Collection entries:
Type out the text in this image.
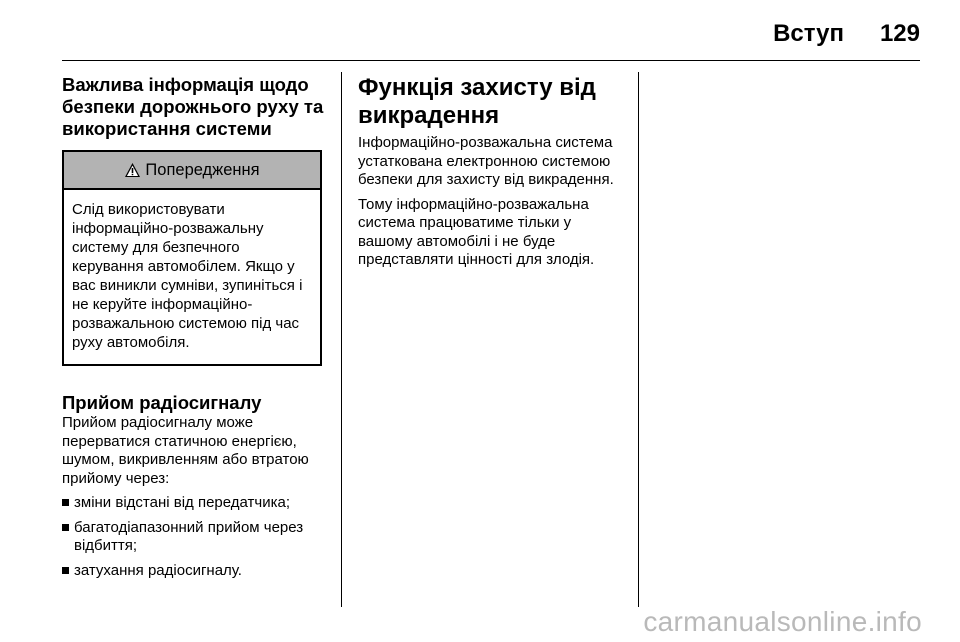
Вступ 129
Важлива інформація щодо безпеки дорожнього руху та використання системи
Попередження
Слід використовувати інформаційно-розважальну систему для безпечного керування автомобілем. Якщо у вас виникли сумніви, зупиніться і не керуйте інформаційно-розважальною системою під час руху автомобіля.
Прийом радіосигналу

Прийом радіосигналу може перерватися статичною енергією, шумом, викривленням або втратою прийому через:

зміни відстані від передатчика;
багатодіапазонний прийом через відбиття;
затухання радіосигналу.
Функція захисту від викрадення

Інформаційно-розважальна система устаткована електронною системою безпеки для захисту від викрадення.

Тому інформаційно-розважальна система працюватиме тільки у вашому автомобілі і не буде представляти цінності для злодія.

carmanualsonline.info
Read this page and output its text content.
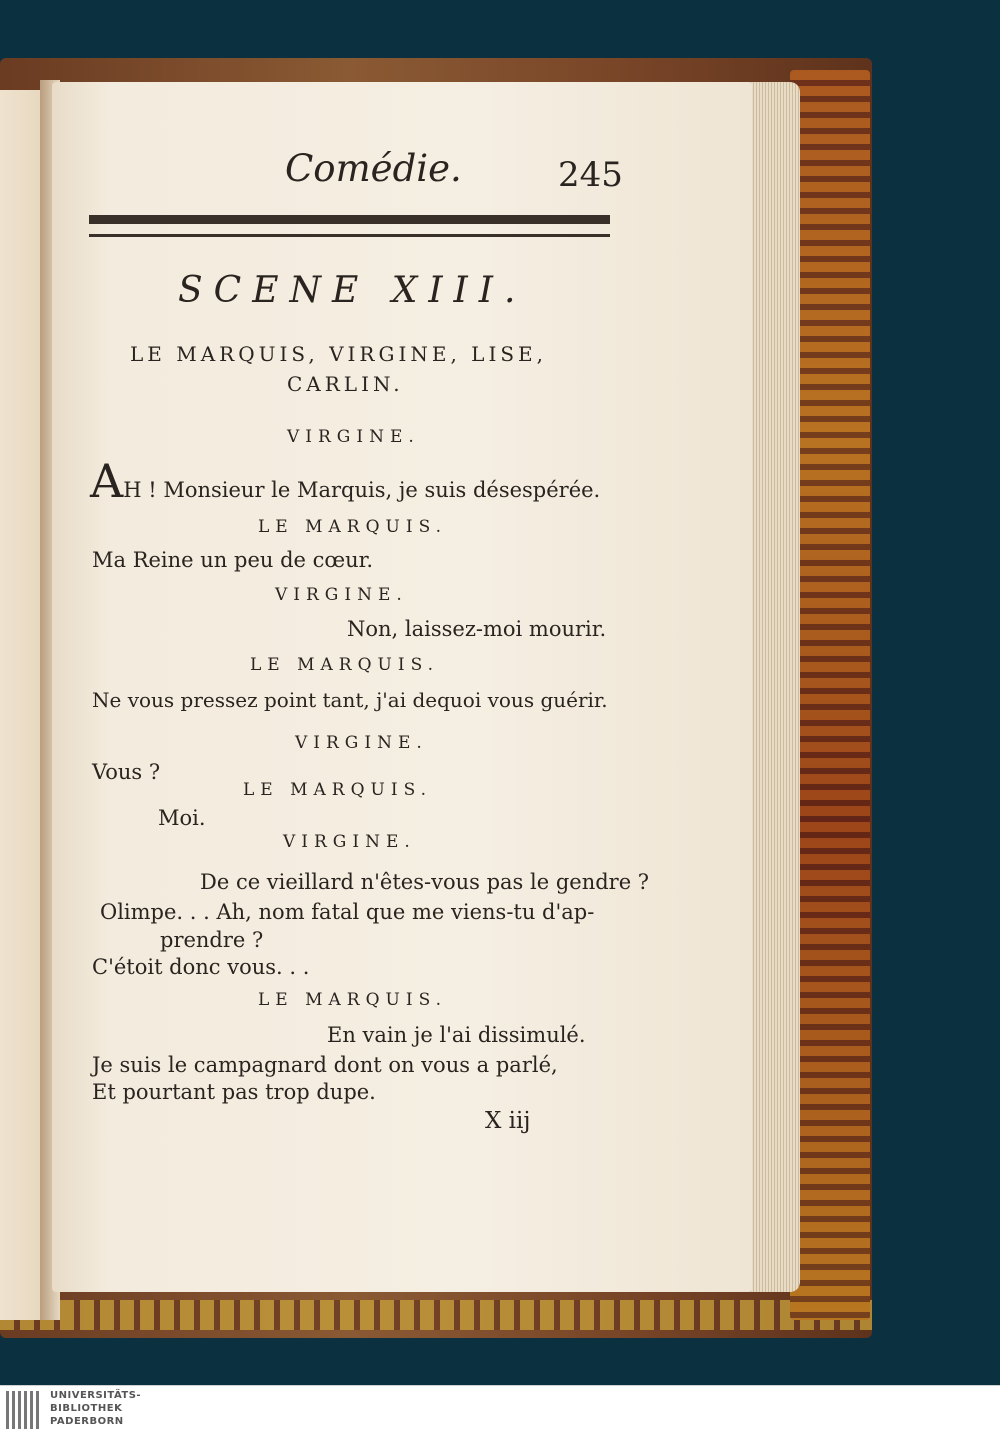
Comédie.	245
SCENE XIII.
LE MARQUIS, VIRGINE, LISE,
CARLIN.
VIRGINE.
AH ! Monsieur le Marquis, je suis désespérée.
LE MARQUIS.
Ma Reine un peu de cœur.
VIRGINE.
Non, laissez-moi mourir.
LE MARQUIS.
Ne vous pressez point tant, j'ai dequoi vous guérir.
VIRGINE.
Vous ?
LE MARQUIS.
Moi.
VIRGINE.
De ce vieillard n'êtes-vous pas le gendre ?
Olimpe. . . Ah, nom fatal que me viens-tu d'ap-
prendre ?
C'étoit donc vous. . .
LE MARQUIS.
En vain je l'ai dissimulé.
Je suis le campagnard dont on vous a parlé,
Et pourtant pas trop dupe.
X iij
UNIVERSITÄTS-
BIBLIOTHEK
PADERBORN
---
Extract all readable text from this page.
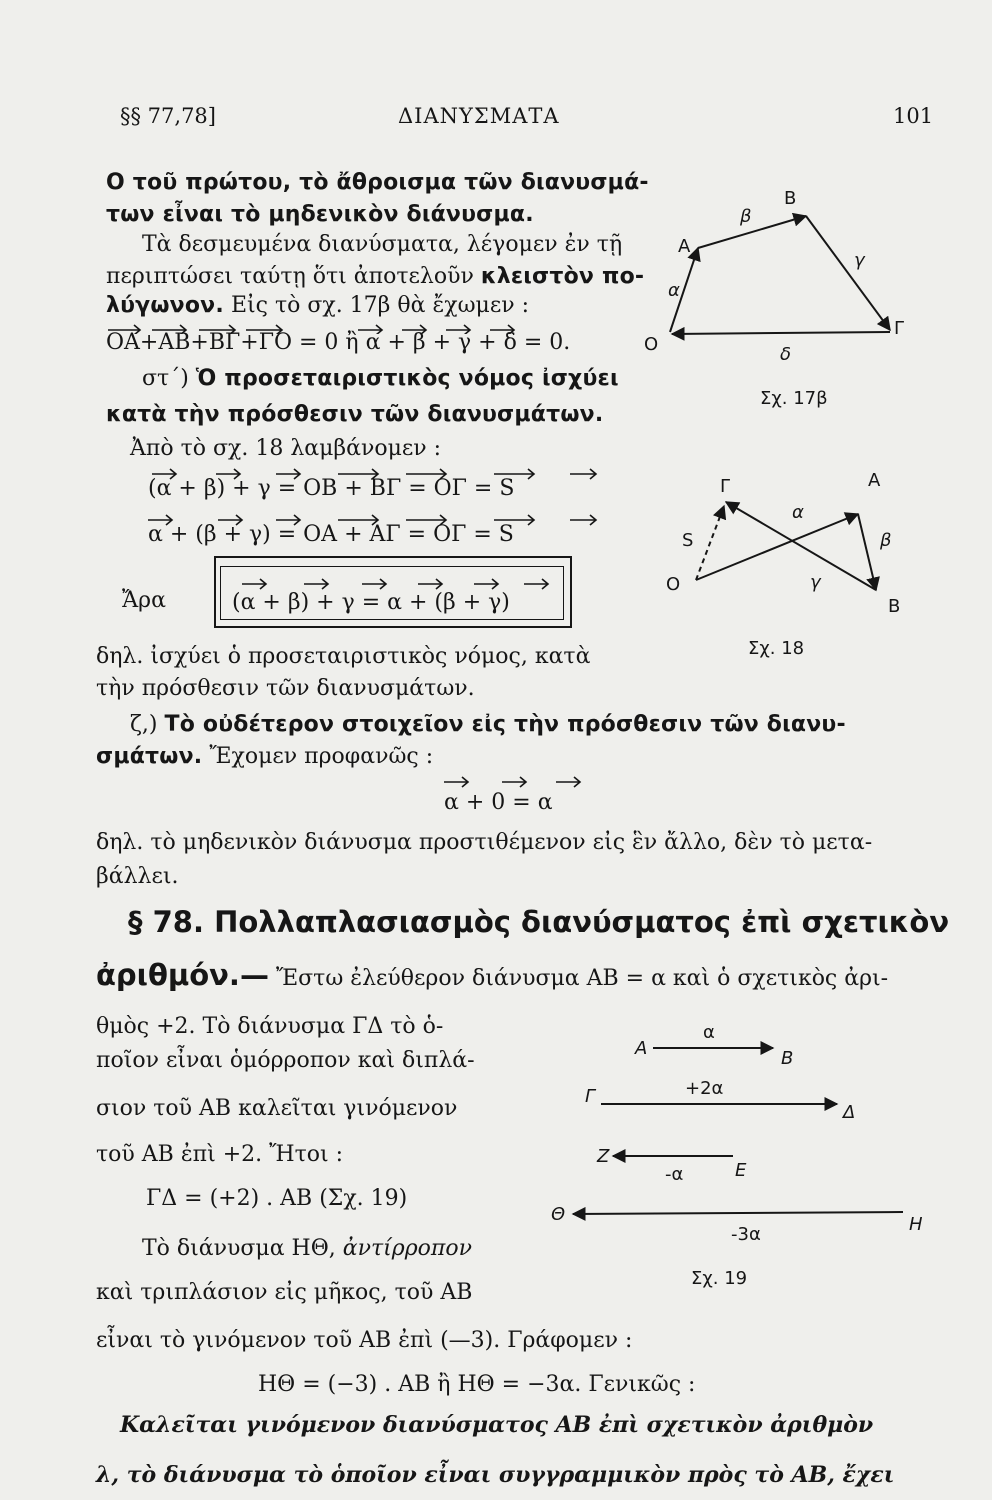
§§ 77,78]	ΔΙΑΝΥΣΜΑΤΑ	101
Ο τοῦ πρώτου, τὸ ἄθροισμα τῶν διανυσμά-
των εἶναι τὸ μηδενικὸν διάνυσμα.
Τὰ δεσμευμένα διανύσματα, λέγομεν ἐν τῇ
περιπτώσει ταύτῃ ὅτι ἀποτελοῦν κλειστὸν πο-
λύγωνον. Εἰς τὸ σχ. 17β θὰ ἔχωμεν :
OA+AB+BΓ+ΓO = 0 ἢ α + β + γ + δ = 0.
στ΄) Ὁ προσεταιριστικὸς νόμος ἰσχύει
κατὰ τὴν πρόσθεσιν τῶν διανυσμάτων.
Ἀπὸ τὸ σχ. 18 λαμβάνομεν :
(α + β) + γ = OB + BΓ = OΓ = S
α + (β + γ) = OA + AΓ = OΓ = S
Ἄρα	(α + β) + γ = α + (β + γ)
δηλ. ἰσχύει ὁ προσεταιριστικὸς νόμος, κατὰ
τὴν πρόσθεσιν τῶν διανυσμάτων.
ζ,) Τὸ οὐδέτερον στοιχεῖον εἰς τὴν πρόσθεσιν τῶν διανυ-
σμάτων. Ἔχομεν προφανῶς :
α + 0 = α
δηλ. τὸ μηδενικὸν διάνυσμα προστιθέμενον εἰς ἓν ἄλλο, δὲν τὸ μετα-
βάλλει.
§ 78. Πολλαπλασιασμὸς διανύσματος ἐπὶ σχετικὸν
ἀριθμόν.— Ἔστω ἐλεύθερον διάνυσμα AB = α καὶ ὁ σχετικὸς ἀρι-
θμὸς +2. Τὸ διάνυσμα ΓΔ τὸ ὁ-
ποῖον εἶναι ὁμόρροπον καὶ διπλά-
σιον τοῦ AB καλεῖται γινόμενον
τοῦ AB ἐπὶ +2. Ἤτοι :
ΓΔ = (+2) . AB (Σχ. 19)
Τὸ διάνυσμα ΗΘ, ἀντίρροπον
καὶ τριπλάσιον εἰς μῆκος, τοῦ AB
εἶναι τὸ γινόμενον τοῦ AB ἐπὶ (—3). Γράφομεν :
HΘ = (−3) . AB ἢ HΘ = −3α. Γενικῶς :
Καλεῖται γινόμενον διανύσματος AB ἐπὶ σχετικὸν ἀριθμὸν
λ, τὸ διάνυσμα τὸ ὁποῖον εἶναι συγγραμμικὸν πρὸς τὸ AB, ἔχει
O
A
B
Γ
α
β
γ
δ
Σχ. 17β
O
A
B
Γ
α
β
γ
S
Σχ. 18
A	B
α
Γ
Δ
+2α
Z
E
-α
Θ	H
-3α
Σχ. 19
==
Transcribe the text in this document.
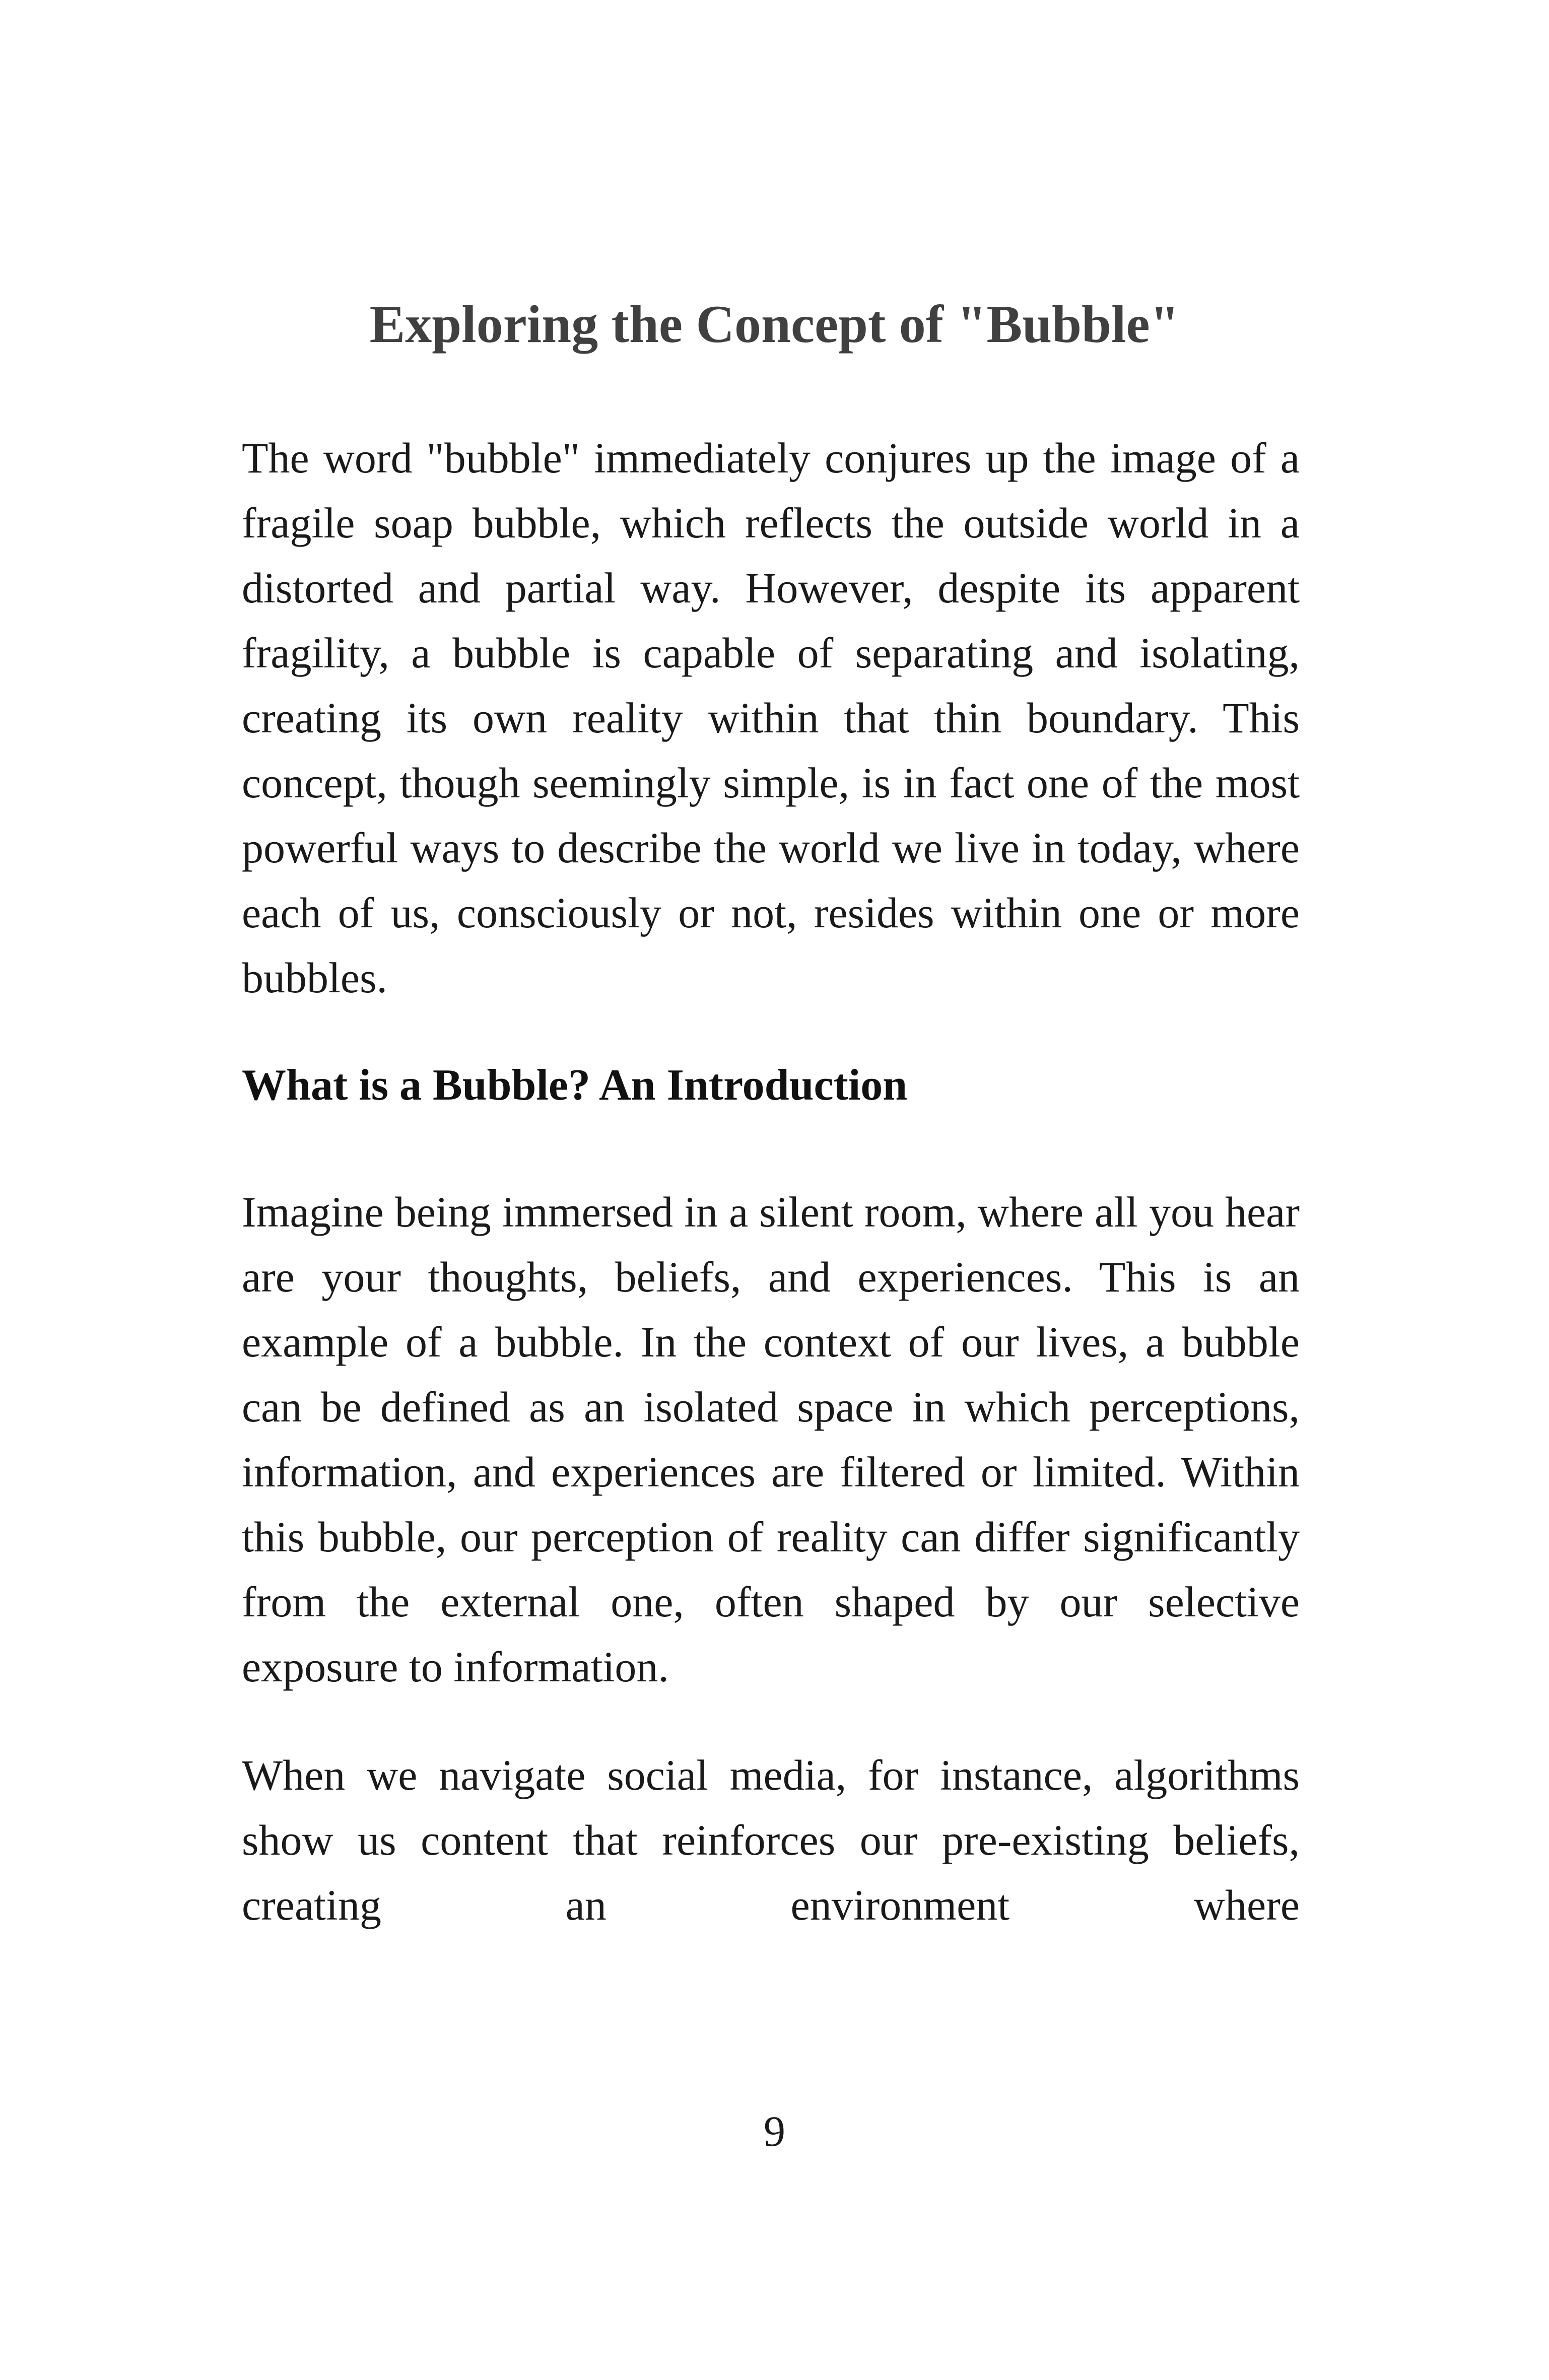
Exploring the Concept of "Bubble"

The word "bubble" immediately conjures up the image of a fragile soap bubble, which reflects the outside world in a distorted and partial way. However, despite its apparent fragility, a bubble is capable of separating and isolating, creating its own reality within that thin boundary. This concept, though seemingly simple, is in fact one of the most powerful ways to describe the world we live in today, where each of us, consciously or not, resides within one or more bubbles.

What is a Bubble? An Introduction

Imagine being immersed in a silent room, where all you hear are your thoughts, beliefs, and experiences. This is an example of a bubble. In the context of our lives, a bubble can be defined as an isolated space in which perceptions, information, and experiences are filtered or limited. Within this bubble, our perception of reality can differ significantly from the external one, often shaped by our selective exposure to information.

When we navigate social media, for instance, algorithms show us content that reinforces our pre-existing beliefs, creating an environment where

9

_Requirement_.
Look through the entries above. Extract each line with the word "радіосигналу".

_Output of the task_.
Прийом радіосигналу
Прийом радіосигналу може перерватися статичною енергією, шумом, викривленням або втратою прийому через:
затухання радіосигналу.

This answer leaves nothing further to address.